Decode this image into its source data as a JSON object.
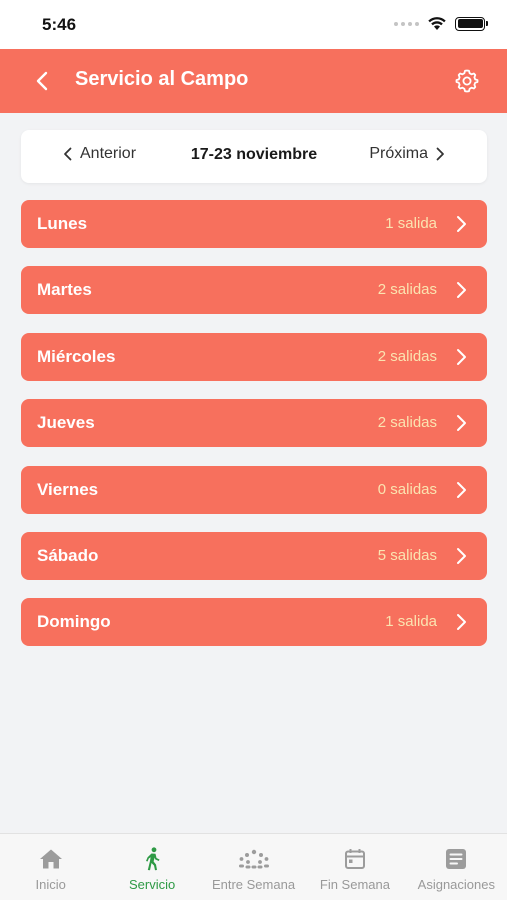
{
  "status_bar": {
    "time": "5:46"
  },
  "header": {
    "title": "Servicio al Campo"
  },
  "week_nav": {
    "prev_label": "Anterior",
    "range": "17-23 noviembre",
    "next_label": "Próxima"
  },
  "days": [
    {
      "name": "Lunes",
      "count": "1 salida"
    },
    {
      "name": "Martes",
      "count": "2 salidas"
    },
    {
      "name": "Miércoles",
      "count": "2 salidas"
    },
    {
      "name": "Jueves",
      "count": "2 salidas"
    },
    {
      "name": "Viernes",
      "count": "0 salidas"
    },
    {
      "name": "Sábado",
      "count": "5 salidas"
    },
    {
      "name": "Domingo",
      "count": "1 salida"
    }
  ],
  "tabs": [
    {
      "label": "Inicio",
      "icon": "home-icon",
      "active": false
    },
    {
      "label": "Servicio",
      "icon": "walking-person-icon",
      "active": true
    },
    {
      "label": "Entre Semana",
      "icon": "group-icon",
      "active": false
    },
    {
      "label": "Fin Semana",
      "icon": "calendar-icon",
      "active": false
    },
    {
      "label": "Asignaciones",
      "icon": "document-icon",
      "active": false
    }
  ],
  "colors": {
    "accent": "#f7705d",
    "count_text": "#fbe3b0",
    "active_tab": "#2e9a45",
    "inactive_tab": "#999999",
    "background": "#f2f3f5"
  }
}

+++++

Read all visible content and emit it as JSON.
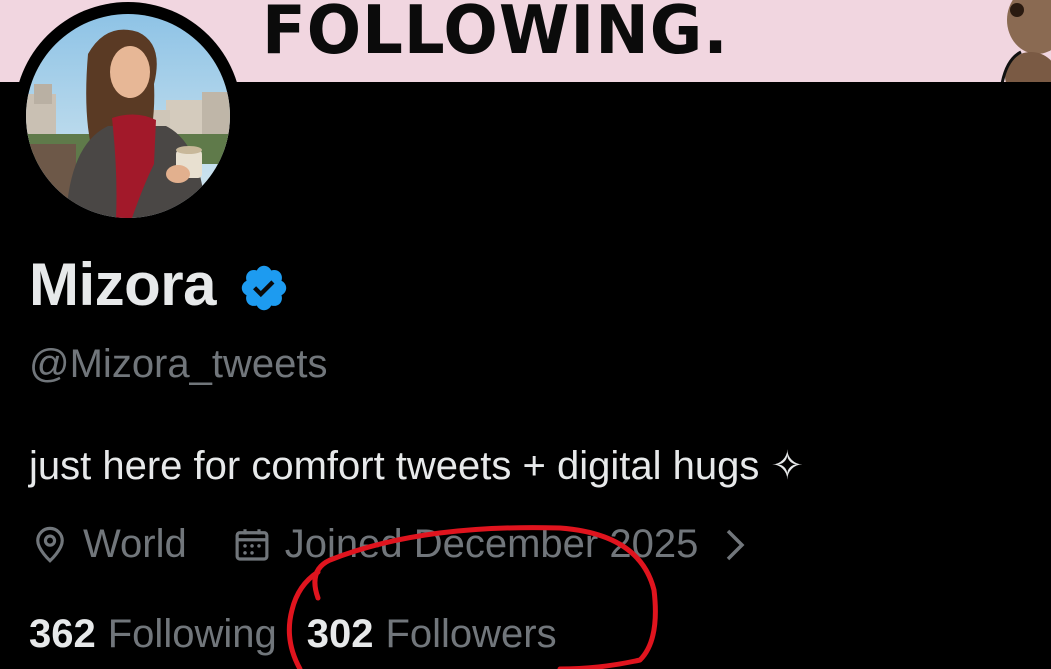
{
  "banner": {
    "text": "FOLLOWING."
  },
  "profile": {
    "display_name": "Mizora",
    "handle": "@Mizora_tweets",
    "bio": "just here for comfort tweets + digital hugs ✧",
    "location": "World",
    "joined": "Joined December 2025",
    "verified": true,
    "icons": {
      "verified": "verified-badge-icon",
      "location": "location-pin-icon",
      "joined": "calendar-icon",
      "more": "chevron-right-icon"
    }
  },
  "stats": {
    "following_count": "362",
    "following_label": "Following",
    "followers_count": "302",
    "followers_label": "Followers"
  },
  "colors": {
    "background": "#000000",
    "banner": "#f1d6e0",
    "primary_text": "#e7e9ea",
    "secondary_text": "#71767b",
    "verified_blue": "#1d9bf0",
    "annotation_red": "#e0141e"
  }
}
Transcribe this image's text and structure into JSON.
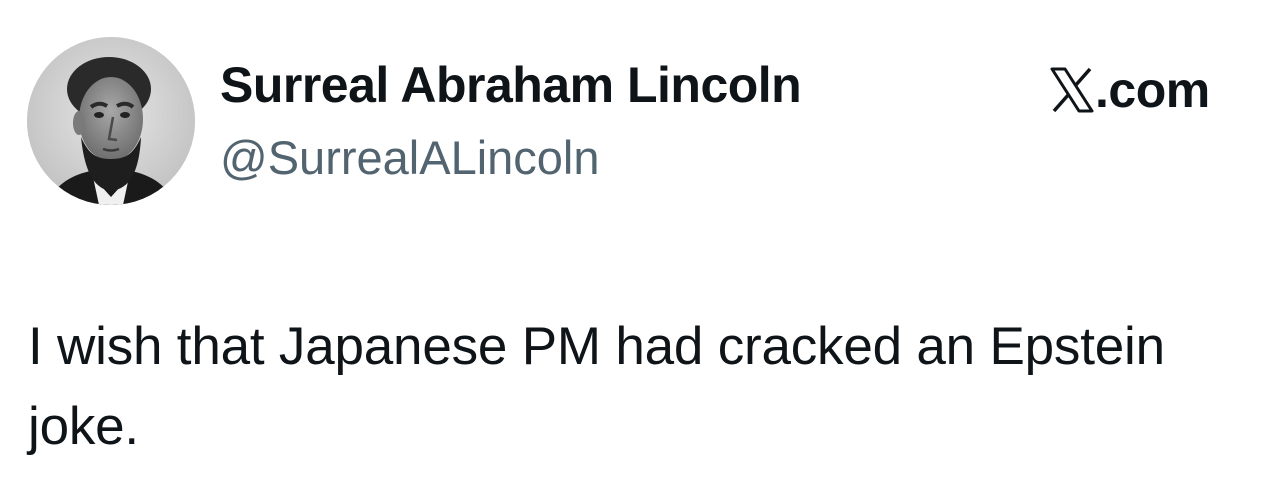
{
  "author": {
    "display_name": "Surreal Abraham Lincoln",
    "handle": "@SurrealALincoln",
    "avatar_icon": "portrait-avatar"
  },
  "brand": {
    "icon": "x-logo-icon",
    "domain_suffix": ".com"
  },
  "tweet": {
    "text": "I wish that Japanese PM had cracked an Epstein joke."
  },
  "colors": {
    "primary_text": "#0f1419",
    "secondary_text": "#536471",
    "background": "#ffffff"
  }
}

+++++

(EXERCISE INSTRUCTIONS)
From the data above, copy out every line with the string "into" in it.

(ANSWER IN FULL)
Decode this image into its source data as a JSON object.
Transcribe this image's text and structure into JSON.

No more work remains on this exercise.